(Element placement data)
***
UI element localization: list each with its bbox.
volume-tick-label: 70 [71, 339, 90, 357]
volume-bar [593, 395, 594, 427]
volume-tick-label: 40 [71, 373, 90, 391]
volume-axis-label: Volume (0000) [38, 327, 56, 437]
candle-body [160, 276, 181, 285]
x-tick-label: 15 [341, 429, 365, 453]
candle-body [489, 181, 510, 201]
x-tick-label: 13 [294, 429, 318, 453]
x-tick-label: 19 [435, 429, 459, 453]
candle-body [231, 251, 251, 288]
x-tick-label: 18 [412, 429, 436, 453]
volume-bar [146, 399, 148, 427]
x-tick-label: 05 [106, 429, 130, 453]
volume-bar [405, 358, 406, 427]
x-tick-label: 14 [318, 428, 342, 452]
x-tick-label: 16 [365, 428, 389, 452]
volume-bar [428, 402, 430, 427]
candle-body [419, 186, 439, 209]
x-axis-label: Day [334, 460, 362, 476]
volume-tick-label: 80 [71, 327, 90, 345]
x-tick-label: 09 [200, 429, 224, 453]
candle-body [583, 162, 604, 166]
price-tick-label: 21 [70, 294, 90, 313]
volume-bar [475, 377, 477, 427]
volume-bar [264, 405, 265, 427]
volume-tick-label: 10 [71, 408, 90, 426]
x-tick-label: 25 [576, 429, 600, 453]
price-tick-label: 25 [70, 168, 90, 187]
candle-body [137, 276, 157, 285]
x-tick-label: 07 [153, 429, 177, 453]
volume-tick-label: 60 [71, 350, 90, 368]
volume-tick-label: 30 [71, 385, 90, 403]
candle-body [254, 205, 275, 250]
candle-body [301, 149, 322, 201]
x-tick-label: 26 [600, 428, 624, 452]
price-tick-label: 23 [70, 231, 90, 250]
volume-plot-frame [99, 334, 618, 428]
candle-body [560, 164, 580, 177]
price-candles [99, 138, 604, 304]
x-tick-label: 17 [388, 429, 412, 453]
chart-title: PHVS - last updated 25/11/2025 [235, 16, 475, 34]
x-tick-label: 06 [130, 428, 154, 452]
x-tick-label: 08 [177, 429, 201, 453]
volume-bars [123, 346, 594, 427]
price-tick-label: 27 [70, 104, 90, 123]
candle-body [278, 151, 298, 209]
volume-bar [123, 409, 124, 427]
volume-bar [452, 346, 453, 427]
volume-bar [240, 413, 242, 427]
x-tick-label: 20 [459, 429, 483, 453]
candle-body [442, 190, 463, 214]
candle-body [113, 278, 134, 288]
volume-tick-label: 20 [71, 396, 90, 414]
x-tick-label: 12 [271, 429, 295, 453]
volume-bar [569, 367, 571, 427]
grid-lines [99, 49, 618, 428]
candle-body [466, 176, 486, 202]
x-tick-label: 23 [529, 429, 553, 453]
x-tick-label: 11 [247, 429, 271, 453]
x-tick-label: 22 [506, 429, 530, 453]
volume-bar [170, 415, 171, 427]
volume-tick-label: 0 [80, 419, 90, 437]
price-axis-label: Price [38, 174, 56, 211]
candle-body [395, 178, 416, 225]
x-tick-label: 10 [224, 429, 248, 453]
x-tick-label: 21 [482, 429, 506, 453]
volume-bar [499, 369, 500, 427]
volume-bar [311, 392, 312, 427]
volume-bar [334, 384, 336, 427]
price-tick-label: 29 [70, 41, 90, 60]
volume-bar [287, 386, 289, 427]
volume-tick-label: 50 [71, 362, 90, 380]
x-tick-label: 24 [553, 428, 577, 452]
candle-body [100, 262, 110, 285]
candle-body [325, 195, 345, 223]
***
> _Exercise aim_: Write out the records again, replacing each "candle-body" with "candle-rect" and leaving everything else unchanged.

> _Answer to the exercise_:
UI element localization: list each with its bbox.
volume-tick-label: 70 [71, 339, 90, 357]
volume-bar [593, 395, 594, 427]
volume-tick-label: 40 [71, 373, 90, 391]
volume-axis-label: Volume (0000) [38, 327, 56, 437]
candle-rect [160, 276, 181, 285]
x-tick-label: 15 [341, 429, 365, 453]
candle-rect [489, 181, 510, 201]
x-tick-label: 13 [294, 429, 318, 453]
x-tick-label: 19 [435, 429, 459, 453]
candle-rect [231, 251, 251, 288]
x-tick-label: 18 [412, 429, 436, 453]
volume-bar [146, 399, 148, 427]
x-tick-label: 05 [106, 429, 130, 453]
volume-bar [405, 358, 406, 427]
x-tick-label: 14 [318, 428, 342, 452]
x-tick-label: 16 [365, 428, 389, 452]
volume-bar [428, 402, 430, 427]
candle-rect [419, 186, 439, 209]
x-axis-label: Day [334, 460, 362, 476]
volume-tick-label: 80 [71, 327, 90, 345]
x-tick-label: 09 [200, 429, 224, 453]
candle-rect [583, 162, 604, 166]
price-tick-label: 21 [70, 294, 90, 313]
volume-bar [475, 377, 477, 427]
volume-bar [264, 405, 265, 427]
volume-tick-label: 10 [71, 408, 90, 426]
x-tick-label: 25 [576, 429, 600, 453]
price-tick-label: 25 [70, 168, 90, 187]
candle-rect [137, 276, 157, 285]
x-tick-label: 07 [153, 429, 177, 453]
volume-tick-label: 60 [71, 350, 90, 368]
volume-tick-label: 30 [71, 385, 90, 403]
candle-rect [254, 205, 275, 250]
candle-rect [301, 149, 322, 201]
x-tick-label: 26 [600, 428, 624, 452]
price-tick-label: 23 [70, 231, 90, 250]
volume-plot-frame [99, 334, 618, 428]
candle-rect [560, 164, 580, 177]
price-candles [99, 138, 604, 304]
x-tick-label: 17 [388, 429, 412, 453]
chart-title: PHVS - last updated 25/11/2025 [235, 16, 475, 34]
x-tick-label: 06 [130, 428, 154, 452]
x-tick-label: 08 [177, 429, 201, 453]
volume-bars [123, 346, 594, 427]
price-tick-label: 27 [70, 104, 90, 123]
candle-rect [278, 151, 298, 209]
volume-bar [123, 409, 124, 427]
volume-bar [452, 346, 453, 427]
volume-bar [240, 413, 242, 427]
x-tick-label: 20 [459, 429, 483, 453]
candle-rect [442, 190, 463, 214]
candle-rect [113, 278, 134, 288]
volume-tick-label: 20 [71, 396, 90, 414]
x-tick-label: 12 [271, 429, 295, 453]
volume-bar [569, 367, 571, 427]
grid-lines [99, 49, 618, 428]
candle-rect [466, 176, 486, 202]
x-tick-label: 23 [529, 429, 553, 453]
x-tick-label: 11 [247, 429, 271, 453]
x-tick-label: 22 [506, 429, 530, 453]
volume-bar [170, 415, 171, 427]
volume-tick-label: 0 [80, 419, 90, 437]
price-axis-label: Price [38, 174, 56, 211]
candle-rect [395, 178, 416, 225]
x-tick-label: 10 [224, 429, 248, 453]
x-tick-label: 21 [482, 429, 506, 453]
volume-bar [499, 369, 500, 427]
volume-bar [311, 392, 312, 427]
volume-bar [334, 384, 336, 427]
price-tick-label: 29 [70, 41, 90, 60]
volume-bar [287, 386, 289, 427]
volume-tick-label: 50 [71, 362, 90, 380]
x-tick-label: 24 [553, 428, 577, 452]
candle-rect [100, 262, 110, 285]
candle-rect [325, 195, 345, 223]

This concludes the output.